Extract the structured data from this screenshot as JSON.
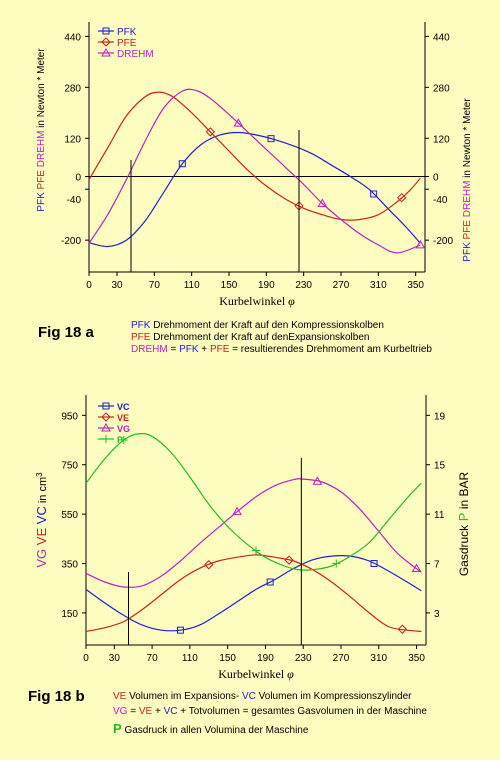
{
  "figures": {
    "a": {
      "label": "Fig 18 a",
      "xlabel_text": "Kurbelwinkel",
      "xlabel_symbol": "φ",
      "left_label_parts": [
        {
          "text": "PFK",
          "color": "#2020d0"
        },
        {
          "text": "PFE",
          "color": "#d02020"
        },
        {
          "text": "DREHM",
          "color": "#c020c0"
        },
        {
          "text": "in Newton * Meter",
          "color": "#000000"
        }
      ],
      "right_label_parts": [
        {
          "text": "PFK",
          "color": "#2020d0"
        },
        {
          "text": "PFE",
          "color": "#d02020"
        },
        {
          "text": "DREHM",
          "color": "#c020c0"
        },
        {
          "text": "in Newton * Meter",
          "color": "#000000"
        }
      ],
      "captions": [
        {
          "parts": [
            {
              "text": "PFK",
              "color": "#2020d0"
            },
            {
              "text": "  Drehmoment der Kraft auf den Kompressionskolben",
              "color": "#000000"
            }
          ]
        },
        {
          "parts": [
            {
              "text": "PFE",
              "color": "#d02020"
            },
            {
              "text": "  Drehmoment der Kraft auf denExpansionskolben",
              "color": "#000000"
            }
          ]
        },
        {
          "parts": [
            {
              "text": "DREHM",
              "color": "#c020c0"
            },
            {
              "text": "  = ",
              "color": "#000000"
            },
            {
              "text": "PFK",
              "color": "#2020d0"
            },
            {
              "text": " + ",
              "color": "#000000"
            },
            {
              "text": "PFE",
              "color": "#d02020"
            },
            {
              "text": " = resultierendes Drehmoment am Kurbeltrieb",
              "color": "#000000"
            }
          ]
        }
      ]
    },
    "b": {
      "label": "Fig 18 b",
      "xlabel_text": "Kurbelwinkel",
      "xlabel_symbol": "φ",
      "left_label_parts": [
        {
          "text": "VG",
          "color": "#c020c0"
        },
        {
          "text": "VE",
          "color": "#d02020"
        },
        {
          "text": "VC",
          "color": "#2020d0"
        },
        {
          "text": "in cm",
          "color": "#000000"
        },
        {
          "text": "3",
          "color": "#000000",
          "sup": true
        }
      ],
      "right_label_parts": [
        {
          "text": "Gasdruck",
          "color": "#000000"
        },
        {
          "text": "P",
          "color": "#20c020"
        },
        {
          "text": "in BAR",
          "color": "#000000"
        }
      ],
      "captions": [
        {
          "parts": [
            {
              "text": "VE",
              "color": "#d02020"
            },
            {
              "text": "  Volumen im Expansions- ",
              "color": "#000000"
            },
            {
              "text": "VC",
              "color": "#2020d0"
            },
            {
              "text": "  Volumen im Kompressionszylinder",
              "color": "#000000"
            }
          ]
        },
        {
          "parts": [
            {
              "text": "VG",
              "color": "#c020c0"
            },
            {
              "text": "  =  ",
              "color": "#000000"
            },
            {
              "text": "VE",
              "color": "#d02020"
            },
            {
              "text": "  +  ",
              "color": "#000000"
            },
            {
              "text": "VC",
              "color": "#2020d0"
            },
            {
              "text": " + Totvolumen = gesamtes Gasvolumen in der Maschine",
              "color": "#000000"
            }
          ]
        },
        {
          "parts": [
            {
              "text": "P",
              "color": "#20c020",
              "big": true
            },
            {
              "text": "  Gasdruck in allen Volumina der Maschine",
              "color": "#000000"
            }
          ]
        }
      ]
    }
  },
  "chart_data": [
    {
      "type": "line",
      "x_ticks": [
        0,
        30,
        70,
        110,
        150,
        190,
        230,
        270,
        310,
        350
      ],
      "xlim": [
        0,
        360
      ],
      "y_ticks": [
        440,
        280,
        120,
        0,
        -40,
        -200
      ],
      "ylim": [
        -300,
        460
      ],
      "zero_line": true,
      "markers": [
        45,
        225
      ],
      "legend": "top-left",
      "series": [
        {
          "name": "PFK",
          "color": "#2020d0",
          "marker": "square",
          "x": [
            0,
            20,
            40,
            60,
            80,
            100,
            120,
            140,
            160,
            180,
            200,
            220,
            240,
            260,
            280,
            300,
            320,
            340,
            355
          ],
          "y": [
            -208,
            -220,
            -200,
            -140,
            -50,
            40,
            100,
            130,
            138,
            130,
            115,
            95,
            70,
            35,
            0,
            -40,
            -100,
            -160,
            -210
          ]
        },
        {
          "name": "PFE",
          "color": "#d02020",
          "marker": "diamond",
          "x": [
            0,
            20,
            40,
            60,
            75,
            90,
            110,
            130,
            150,
            170,
            190,
            210,
            230,
            250,
            270,
            290,
            310,
            330,
            345,
            355
          ],
          "y": [
            -10,
            90,
            190,
            250,
            265,
            250,
            200,
            140,
            80,
            20,
            -30,
            -70,
            -100,
            -120,
            -135,
            -135,
            -120,
            -80,
            -40,
            -5
          ]
        },
        {
          "name": "DREHM",
          "color": "#c020c0",
          "marker": "triangle",
          "x": [
            0,
            20,
            40,
            60,
            80,
            100,
            115,
            130,
            150,
            170,
            190,
            210,
            230,
            250,
            270,
            290,
            310,
            330,
            355
          ],
          "y": [
            -210,
            -120,
            -10,
            110,
            215,
            268,
            270,
            245,
            195,
            140,
            85,
            30,
            -25,
            -85,
            -135,
            -180,
            -215,
            -240,
            -215
          ]
        }
      ]
    },
    {
      "type": "line",
      "x_ticks": [
        0,
        30,
        70,
        110,
        150,
        190,
        230,
        270,
        310,
        350
      ],
      "xlim": [
        0,
        360
      ],
      "y_ticks_left": [
        950,
        750,
        550,
        350,
        150
      ],
      "ylim_left": [
        20,
        1000
      ],
      "y_ticks_right": [
        19,
        15,
        11,
        7,
        3
      ],
      "ylim_right": [
        0.4,
        20
      ],
      "markers": [
        45,
        228
      ],
      "legend": "top-left",
      "series": [
        {
          "name": "VC",
          "color": "#2020d0",
          "marker": "square",
          "axis": "left",
          "x": [
            0,
            20,
            40,
            60,
            80,
            100,
            120,
            140,
            160,
            180,
            200,
            220,
            240,
            260,
            280,
            300,
            320,
            340,
            355
          ],
          "y": [
            245,
            190,
            140,
            100,
            80,
            80,
            100,
            145,
            195,
            245,
            285,
            330,
            365,
            380,
            380,
            360,
            320,
            275,
            240
          ]
        },
        {
          "name": "VE",
          "color": "#d02020",
          "marker": "diamond",
          "axis": "left",
          "x": [
            0,
            20,
            40,
            60,
            80,
            100,
            120,
            140,
            160,
            180,
            200,
            220,
            240,
            260,
            280,
            300,
            320,
            340,
            355
          ],
          "y": [
            75,
            90,
            115,
            165,
            225,
            285,
            330,
            360,
            375,
            385,
            375,
            360,
            325,
            275,
            215,
            150,
            95,
            80,
            75
          ]
        },
        {
          "name": "VG",
          "color": "#c020c0",
          "marker": "triangle",
          "axis": "left",
          "x": [
            0,
            20,
            40,
            60,
            80,
            100,
            120,
            140,
            160,
            180,
            200,
            220,
            230,
            250,
            270,
            290,
            310,
            330,
            355
          ],
          "y": [
            310,
            275,
            255,
            260,
            300,
            360,
            430,
            495,
            560,
            620,
            665,
            690,
            692,
            680,
            640,
            570,
            480,
            390,
            315
          ]
        },
        {
          "name": "P",
          "color": "#20c020",
          "marker": "plus",
          "axis": "right",
          "x": [
            0,
            20,
            40,
            55,
            70,
            90,
            110,
            130,
            150,
            170,
            190,
            210,
            225,
            240,
            260,
            280,
            300,
            320,
            340,
            355
          ],
          "y": [
            13.5,
            15.5,
            17.0,
            17.5,
            17.3,
            16.0,
            14.0,
            11.8,
            10.0,
            8.6,
            7.5,
            6.8,
            6.5,
            6.5,
            6.8,
            7.6,
            8.7,
            10.5,
            12.3,
            13.5
          ]
        }
      ]
    }
  ]
}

Work required
From the entries, report each line that includes the word "Maschine".

Result
              "text": " + Totvolumen = gesamtes Gasvolumen in der Maschine",
              "text": "  Gasdruck in allen Volumina der Maschine",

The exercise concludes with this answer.